> **Exercise directions**: Pull out each line of the data below that contains the string "unit".

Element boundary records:
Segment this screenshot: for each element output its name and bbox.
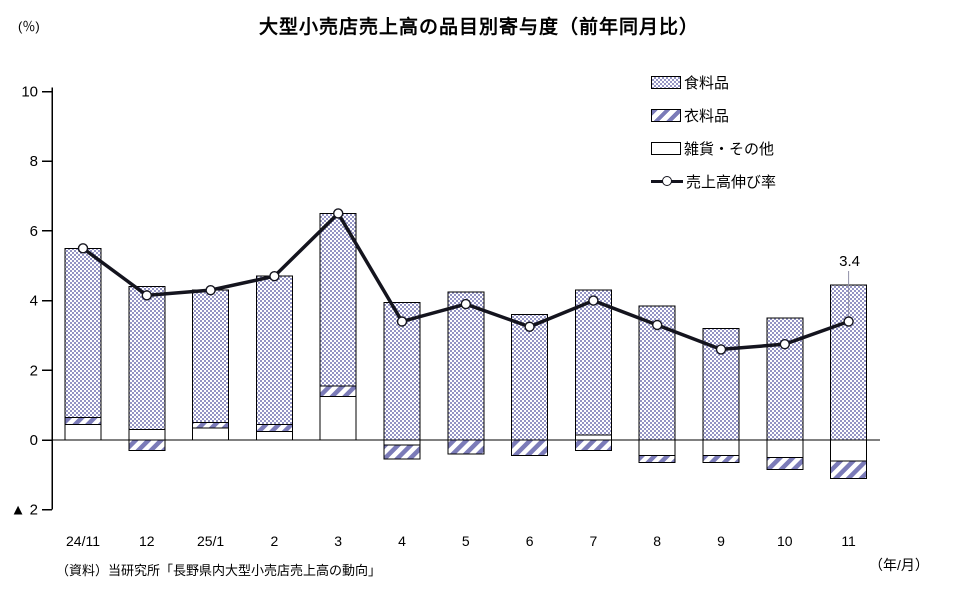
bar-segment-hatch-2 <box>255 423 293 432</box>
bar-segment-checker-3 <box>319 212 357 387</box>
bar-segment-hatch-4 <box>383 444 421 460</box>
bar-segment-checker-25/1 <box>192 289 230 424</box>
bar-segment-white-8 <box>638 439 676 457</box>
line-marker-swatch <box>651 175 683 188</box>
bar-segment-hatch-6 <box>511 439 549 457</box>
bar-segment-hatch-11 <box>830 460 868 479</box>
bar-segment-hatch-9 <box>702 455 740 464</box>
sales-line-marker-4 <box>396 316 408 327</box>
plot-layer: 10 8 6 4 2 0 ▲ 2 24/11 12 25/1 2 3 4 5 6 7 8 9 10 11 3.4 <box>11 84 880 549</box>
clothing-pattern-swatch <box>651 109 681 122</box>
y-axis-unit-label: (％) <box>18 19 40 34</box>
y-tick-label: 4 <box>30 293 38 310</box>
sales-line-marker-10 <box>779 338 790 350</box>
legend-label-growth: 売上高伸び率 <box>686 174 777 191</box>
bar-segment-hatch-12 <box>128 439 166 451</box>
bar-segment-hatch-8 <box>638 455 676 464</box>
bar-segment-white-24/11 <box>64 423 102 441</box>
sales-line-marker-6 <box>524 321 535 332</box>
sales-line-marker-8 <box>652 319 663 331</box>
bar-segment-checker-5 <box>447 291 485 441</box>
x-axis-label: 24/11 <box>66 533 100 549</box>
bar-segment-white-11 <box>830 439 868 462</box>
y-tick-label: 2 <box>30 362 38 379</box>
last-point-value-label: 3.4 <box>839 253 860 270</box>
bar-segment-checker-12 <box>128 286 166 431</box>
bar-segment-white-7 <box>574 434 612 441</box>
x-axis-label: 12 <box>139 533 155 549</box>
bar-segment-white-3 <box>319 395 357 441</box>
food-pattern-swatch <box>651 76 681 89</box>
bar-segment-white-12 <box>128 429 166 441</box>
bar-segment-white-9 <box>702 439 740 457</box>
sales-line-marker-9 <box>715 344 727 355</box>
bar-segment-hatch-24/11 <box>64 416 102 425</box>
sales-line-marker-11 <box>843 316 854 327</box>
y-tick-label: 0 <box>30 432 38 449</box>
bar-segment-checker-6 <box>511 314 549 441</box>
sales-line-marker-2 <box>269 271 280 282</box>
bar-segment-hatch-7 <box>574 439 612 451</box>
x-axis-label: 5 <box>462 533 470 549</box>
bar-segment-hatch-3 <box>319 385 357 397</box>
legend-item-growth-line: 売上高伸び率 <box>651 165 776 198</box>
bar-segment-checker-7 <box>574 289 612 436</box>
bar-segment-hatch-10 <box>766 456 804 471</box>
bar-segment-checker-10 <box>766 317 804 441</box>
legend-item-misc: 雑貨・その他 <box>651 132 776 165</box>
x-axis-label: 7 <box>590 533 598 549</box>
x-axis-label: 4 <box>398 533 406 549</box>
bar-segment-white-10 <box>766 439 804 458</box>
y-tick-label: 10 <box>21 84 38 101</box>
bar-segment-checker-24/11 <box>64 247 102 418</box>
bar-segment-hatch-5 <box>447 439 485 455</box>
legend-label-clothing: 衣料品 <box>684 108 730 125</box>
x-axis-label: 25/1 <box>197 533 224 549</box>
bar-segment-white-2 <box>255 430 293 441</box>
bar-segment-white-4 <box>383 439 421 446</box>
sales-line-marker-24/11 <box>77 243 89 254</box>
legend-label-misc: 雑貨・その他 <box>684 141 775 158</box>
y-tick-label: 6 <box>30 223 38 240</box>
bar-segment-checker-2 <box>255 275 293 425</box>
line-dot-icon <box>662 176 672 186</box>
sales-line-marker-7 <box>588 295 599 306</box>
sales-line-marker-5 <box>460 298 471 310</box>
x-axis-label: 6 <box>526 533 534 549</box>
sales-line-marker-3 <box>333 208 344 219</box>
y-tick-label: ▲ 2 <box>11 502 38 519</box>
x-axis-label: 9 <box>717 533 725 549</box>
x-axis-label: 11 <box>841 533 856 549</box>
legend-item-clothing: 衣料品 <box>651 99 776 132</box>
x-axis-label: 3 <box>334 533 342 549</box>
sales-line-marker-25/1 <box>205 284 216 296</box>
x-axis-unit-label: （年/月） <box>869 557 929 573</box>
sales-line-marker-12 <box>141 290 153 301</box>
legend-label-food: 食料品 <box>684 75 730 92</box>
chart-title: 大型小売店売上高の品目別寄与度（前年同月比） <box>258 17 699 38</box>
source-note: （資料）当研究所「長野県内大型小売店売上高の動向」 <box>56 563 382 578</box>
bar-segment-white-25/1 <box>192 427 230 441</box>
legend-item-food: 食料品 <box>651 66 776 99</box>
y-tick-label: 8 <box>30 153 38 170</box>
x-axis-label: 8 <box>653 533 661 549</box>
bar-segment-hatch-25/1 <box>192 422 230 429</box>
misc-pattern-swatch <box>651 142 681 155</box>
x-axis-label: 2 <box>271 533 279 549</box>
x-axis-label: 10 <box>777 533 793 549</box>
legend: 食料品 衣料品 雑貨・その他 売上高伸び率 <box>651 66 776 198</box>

> **Solution for this exercise**:
y-axis-unit-label: (％) <box>18 19 40 34</box>
x-axis-unit-label: （年/月） <box>869 557 929 573</box>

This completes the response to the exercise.